Problem description: Reproduce all lines of the listing below in which the word "circular" occurs.

Information supplied:
•••

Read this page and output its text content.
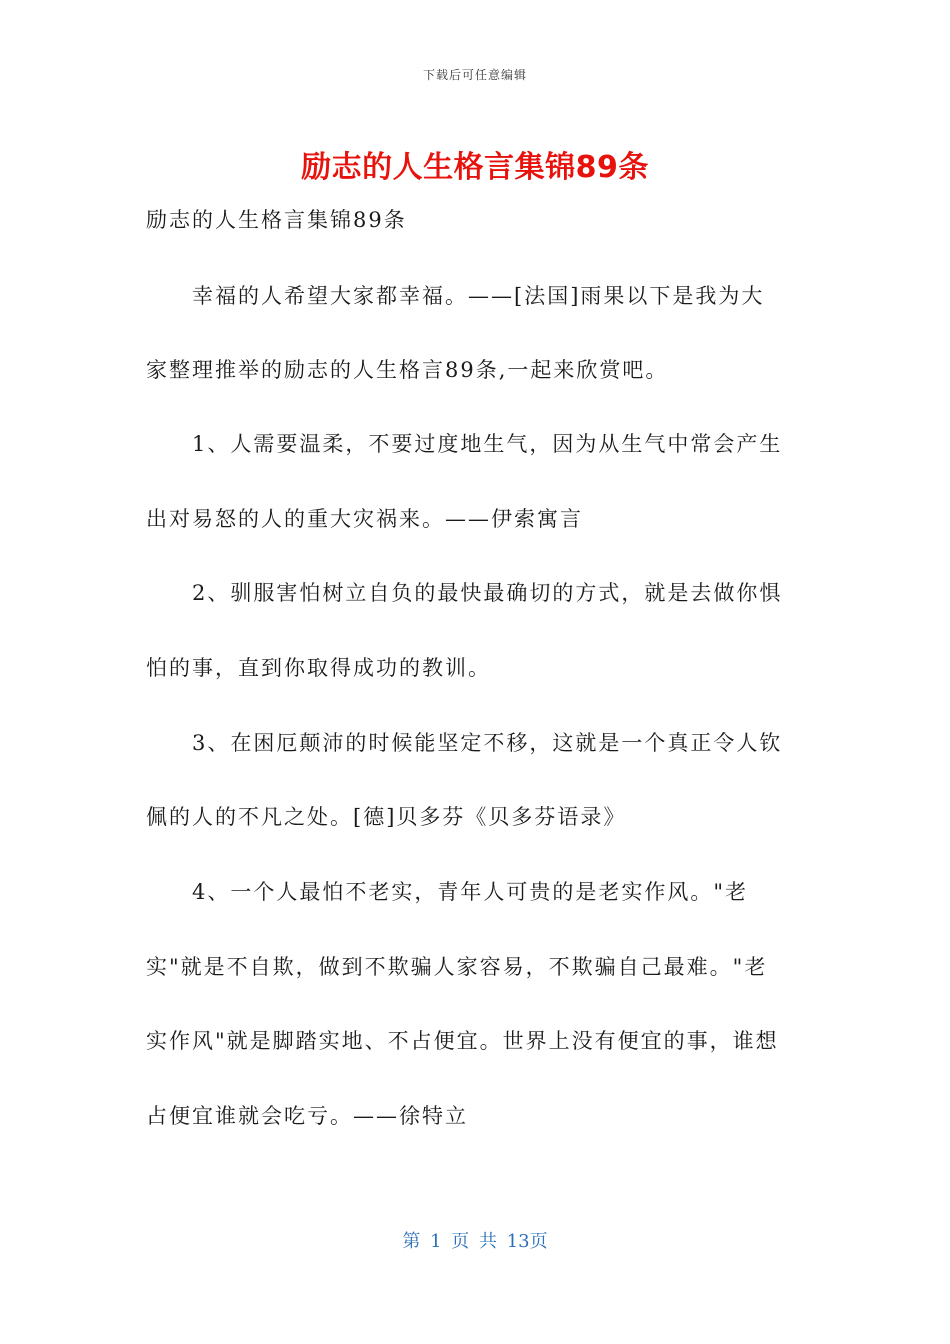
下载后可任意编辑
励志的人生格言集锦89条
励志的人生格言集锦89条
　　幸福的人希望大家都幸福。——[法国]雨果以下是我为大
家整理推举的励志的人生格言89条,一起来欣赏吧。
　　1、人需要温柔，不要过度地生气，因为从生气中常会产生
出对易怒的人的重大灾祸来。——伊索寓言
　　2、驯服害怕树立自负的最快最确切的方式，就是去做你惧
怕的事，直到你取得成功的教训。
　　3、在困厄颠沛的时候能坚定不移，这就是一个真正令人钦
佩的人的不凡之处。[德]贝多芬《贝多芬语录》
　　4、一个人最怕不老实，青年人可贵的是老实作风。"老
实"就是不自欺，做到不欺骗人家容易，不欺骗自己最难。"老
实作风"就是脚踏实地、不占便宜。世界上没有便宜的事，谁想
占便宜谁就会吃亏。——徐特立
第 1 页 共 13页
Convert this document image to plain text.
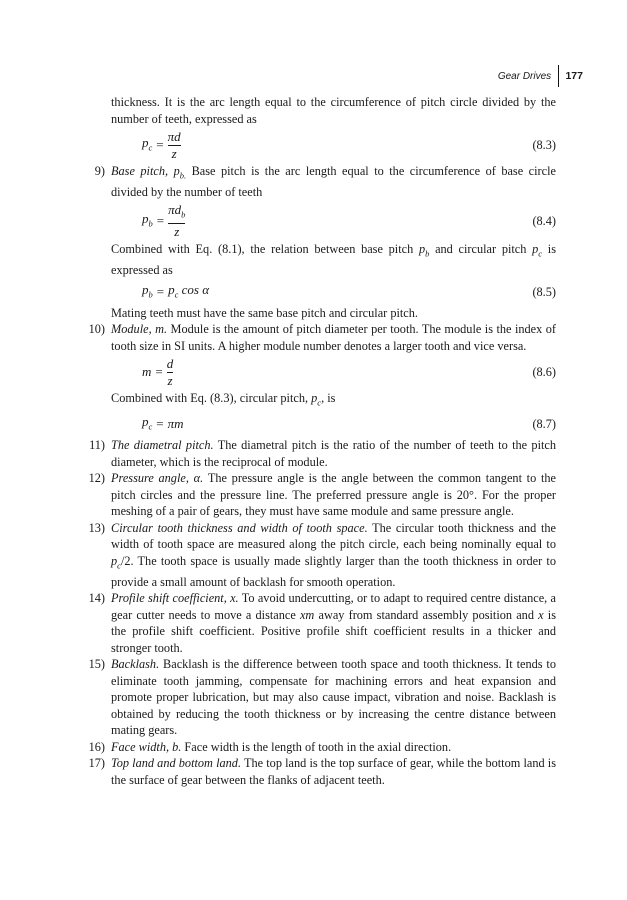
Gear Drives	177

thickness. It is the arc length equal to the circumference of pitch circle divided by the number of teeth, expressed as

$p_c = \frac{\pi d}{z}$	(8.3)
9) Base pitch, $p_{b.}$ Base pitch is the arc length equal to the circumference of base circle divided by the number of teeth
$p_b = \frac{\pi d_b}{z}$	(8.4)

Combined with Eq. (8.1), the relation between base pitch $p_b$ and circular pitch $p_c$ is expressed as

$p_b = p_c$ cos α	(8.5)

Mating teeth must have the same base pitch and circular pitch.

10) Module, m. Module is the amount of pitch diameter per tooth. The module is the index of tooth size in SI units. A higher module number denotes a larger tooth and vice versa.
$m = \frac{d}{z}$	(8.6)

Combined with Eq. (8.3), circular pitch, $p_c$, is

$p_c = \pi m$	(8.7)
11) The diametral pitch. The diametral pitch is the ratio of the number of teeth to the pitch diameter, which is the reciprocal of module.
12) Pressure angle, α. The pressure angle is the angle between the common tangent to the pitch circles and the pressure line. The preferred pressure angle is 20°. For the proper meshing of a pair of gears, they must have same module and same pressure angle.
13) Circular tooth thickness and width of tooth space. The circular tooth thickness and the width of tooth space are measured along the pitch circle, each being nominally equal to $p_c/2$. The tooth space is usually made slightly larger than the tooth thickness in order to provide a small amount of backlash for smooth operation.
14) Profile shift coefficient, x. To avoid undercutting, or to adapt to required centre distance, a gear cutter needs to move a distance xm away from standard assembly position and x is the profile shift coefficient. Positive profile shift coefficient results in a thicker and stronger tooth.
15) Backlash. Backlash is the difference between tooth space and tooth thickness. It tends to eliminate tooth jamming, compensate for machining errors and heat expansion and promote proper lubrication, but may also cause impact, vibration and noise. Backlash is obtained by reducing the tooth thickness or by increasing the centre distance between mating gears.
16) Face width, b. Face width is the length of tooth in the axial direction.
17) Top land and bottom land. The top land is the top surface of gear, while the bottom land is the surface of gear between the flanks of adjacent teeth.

•••

Solved problem:
Combined with Eq. (8.1), the relation between base pitch $p_b$ and circular pitch $p_c$ is expressed as
Mating teeth must have the same base pitch and circular pitch.
Combined with Eq. (8.3), circular pitch, $p_c$, is
13) Circular tooth thickness and width of tooth space. The circular tooth thickness and the width of tooth space are measured along the pitch circle, each being nominally equal to $p_c/2$. The tooth space is usually made slightly larger than the tooth thickness in order to provide a small amount of backlash for smooth operation.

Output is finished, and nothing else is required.